_Objective_:
Leave out any pictures and transcribe all other data below exactly.

• • •

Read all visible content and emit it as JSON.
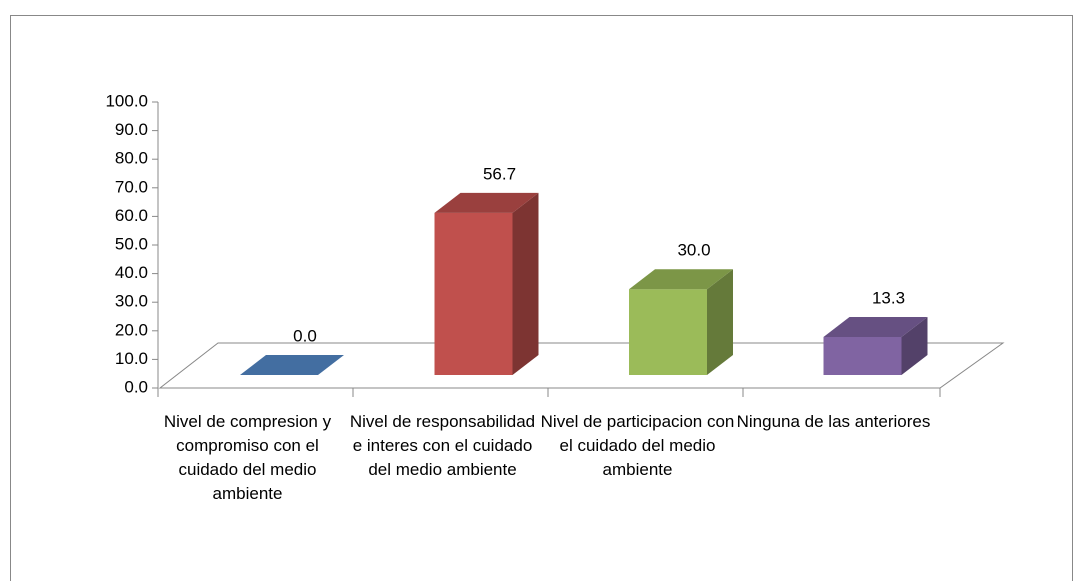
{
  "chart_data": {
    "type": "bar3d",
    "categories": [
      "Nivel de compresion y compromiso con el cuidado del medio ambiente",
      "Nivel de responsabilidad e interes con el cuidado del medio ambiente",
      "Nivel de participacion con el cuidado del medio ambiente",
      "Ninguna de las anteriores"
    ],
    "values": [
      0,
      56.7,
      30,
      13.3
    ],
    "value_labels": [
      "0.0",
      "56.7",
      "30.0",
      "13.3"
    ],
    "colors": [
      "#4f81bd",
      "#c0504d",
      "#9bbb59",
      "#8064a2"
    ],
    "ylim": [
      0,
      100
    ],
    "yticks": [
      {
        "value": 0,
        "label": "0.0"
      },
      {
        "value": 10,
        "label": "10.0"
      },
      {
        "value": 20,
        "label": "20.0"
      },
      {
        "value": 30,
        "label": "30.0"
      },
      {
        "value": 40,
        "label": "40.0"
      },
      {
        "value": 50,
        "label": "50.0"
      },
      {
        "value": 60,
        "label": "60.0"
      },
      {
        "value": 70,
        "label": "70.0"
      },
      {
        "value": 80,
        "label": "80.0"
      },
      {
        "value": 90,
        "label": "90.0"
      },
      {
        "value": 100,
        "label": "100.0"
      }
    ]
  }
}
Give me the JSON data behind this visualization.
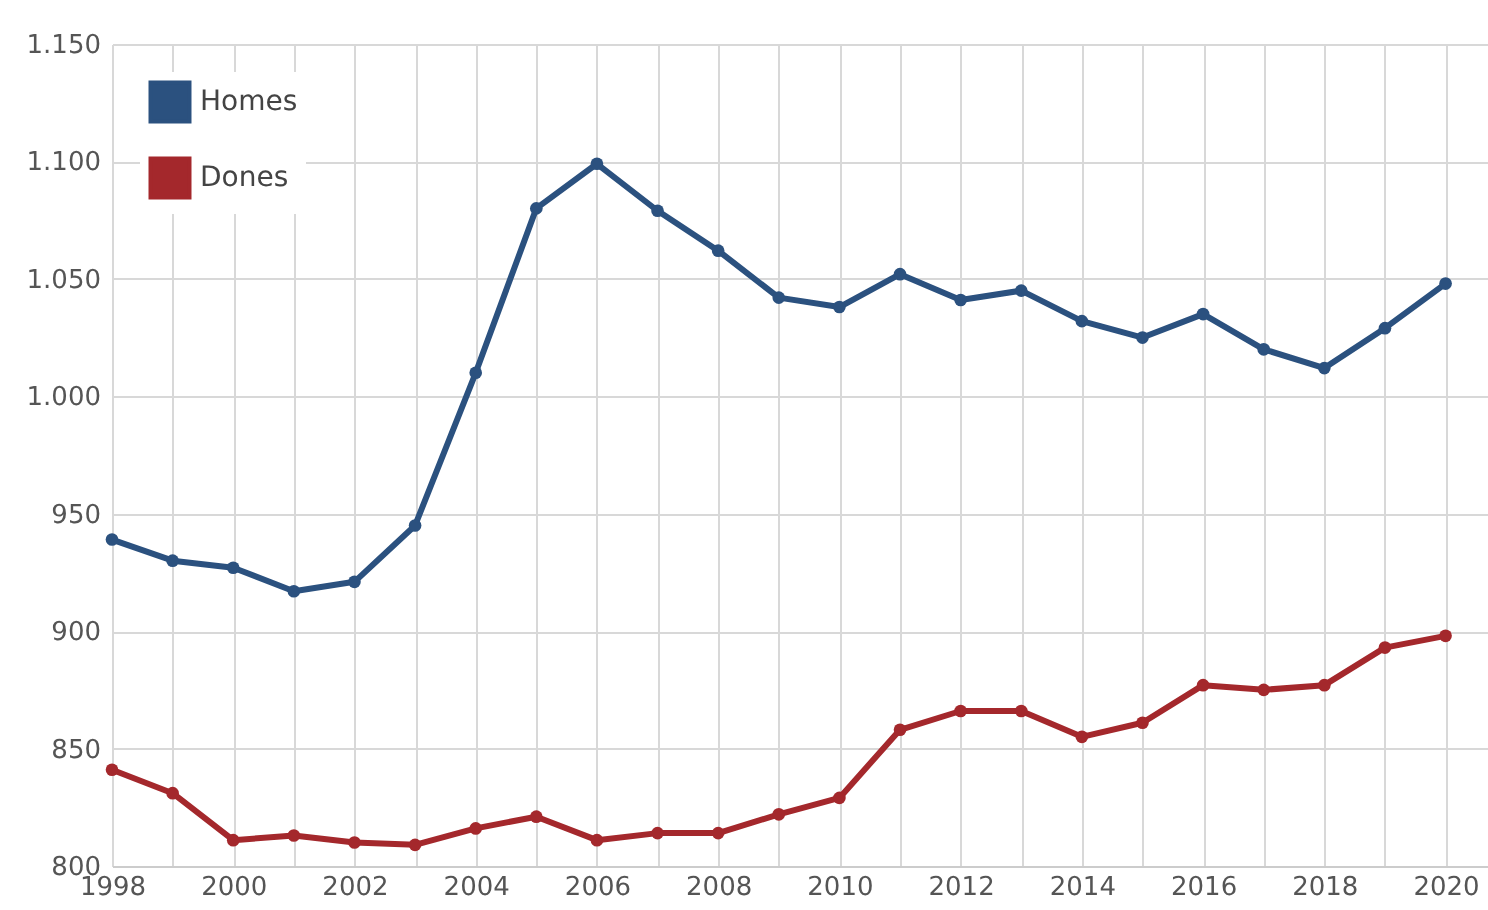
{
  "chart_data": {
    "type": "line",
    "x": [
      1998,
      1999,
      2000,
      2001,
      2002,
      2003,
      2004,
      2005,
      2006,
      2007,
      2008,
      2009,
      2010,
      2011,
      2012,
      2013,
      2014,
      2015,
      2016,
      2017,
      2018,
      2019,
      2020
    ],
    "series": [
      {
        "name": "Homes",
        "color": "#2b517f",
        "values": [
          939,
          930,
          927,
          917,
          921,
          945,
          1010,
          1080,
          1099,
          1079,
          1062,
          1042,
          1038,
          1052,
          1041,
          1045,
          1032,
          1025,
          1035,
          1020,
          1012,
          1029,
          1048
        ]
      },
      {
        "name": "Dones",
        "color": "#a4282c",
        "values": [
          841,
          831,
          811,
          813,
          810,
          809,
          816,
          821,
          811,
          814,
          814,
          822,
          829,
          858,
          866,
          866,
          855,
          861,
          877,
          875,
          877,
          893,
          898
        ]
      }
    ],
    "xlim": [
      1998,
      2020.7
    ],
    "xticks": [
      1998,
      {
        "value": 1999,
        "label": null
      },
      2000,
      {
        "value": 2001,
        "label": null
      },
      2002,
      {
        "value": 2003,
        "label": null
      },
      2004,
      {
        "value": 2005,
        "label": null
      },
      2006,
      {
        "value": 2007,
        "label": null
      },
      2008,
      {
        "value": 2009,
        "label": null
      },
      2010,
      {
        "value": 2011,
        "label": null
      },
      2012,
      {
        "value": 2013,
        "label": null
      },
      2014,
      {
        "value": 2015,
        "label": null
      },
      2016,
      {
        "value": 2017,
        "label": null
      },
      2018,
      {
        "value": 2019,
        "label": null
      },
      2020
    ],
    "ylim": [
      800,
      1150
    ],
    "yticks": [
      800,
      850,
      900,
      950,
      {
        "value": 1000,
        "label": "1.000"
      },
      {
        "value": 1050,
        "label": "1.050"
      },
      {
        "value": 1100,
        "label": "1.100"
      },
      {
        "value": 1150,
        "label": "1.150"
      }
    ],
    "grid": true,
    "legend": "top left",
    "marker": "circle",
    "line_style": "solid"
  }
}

• • •

_Response for this exercise_:
Read all visible content and emit it as JSON.
{
  "chart_data": {
    "type": "bar3d",
    "categories": [
      "Nivel de compresion y compromiso con el cuidado del medio ambiente",
      "Nivel de responsabilidad e interes con el cuidado del medio ambiente",
      "Nivel de participacion con el cuidado del medio ambiente",
      "Ninguna de las anteriores"
    ],
    "values": [
      0,
      56.7,
      30,
      13.3
    ],
    "value_labels": [
      "0.0",
      "56.7",
      "30.0",
      "13.3"
    ],
    "colors": [
      "#4f81bd",
      "#c0504d",
      "#9bbb59",
      "#8064a2"
    ],
    "ylim": [
      0,
      100
    ],
    "yticks": [
      {
        "value": 0,
        "label": "0.0"
      },
      {
        "value": 10,
        "label": "10.0"
      },
      {
        "value": 20,
        "label": "20.0"
      },
      {
        "value": 30,
        "label": "30.0"
      },
      {
        "value": 40,
        "label": "40.0"
      },
      {
        "value": 50,
        "label": "50.0"
      },
      {
        "value": 60,
        "label": "60.0"
      },
      {
        "value": 70,
        "label": "70.0"
      },
      {
        "value": 80,
        "label": "80.0"
      },
      {
        "value": 90,
        "label": "90.0"
      },
      {
        "value": 100,
        "label": "100.0"
      }
    ]
  }
}
Give me the JSON data behind this visualization.
{
  "chart_data": {
    "type": "line",
    "x": [
      1998,
      1999,
      2000,
      2001,
      2002,
      2003,
      2004,
      2005,
      2006,
      2007,
      2008,
      2009,
      2010,
      2011,
      2012,
      2013,
      2014,
      2015,
      2016,
      2017,
      2018,
      2019,
      2020
    ],
    "series": [
      {
        "name": "Homes",
        "color": "#2b517f",
        "values": [
          939,
          930,
          927,
          917,
          921,
          945,
          1010,
          1080,
          1099,
          1079,
          1062,
          1042,
          1038,
          1052,
          1041,
          1045,
          1032,
          1025,
          1035,
          1020,
          1012,
          1029,
          1048
        ]
      },
      {
        "name": "Dones",
        "color": "#a4282c",
        "values": [
          841,
          831,
          811,
          813,
          810,
          809,
          816,
          821,
          811,
          814,
          814,
          822,
          829,
          858,
          866,
          866,
          855,
          861,
          877,
          875,
          877,
          893,
          898
        ]
      }
    ],
    "xlim": [
      1998,
      2020.7
    ],
    "xticks": [
      1998,
      {
        "value": 1999,
        "label": null
      },
      2000,
      {
        "value": 2001,
        "label": null
      },
      2002,
      {
        "value": 2003,
        "label": null
      },
      2004,
      {
        "value": 2005,
        "label": null
      },
      2006,
      {
        "value": 2007,
        "label": null
      },
      2008,
      {
        "value": 2009,
        "label": null
      },
      2010,
      {
        "value": 2011,
        "label": null
      },
      2012,
      {
        "value": 2013,
        "label": null
      },
      2014,
      {
        "value": 2015,
        "label": null
      },
      2016,
      {
        "value": 2017,
        "label": null
      },
      2018,
      {
        "value": 2019,
        "label": null
      },
      2020
    ],
    "ylim": [
      800,
      1150
    ],
    "yticks": [
      800,
      850,
      900,
      950,
      {
        "value": 1000,
        "label": "1.000"
      },
      {
        "value": 1050,
        "label": "1.050"
      },
      {
        "value": 1100,
        "label": "1.100"
      },
      {
        "value": 1150,
        "label": "1.150"
      }
    ],
    "grid": true,
    "legend": "top left",
    "marker": "circle",
    "line_style": "solid"
  }
}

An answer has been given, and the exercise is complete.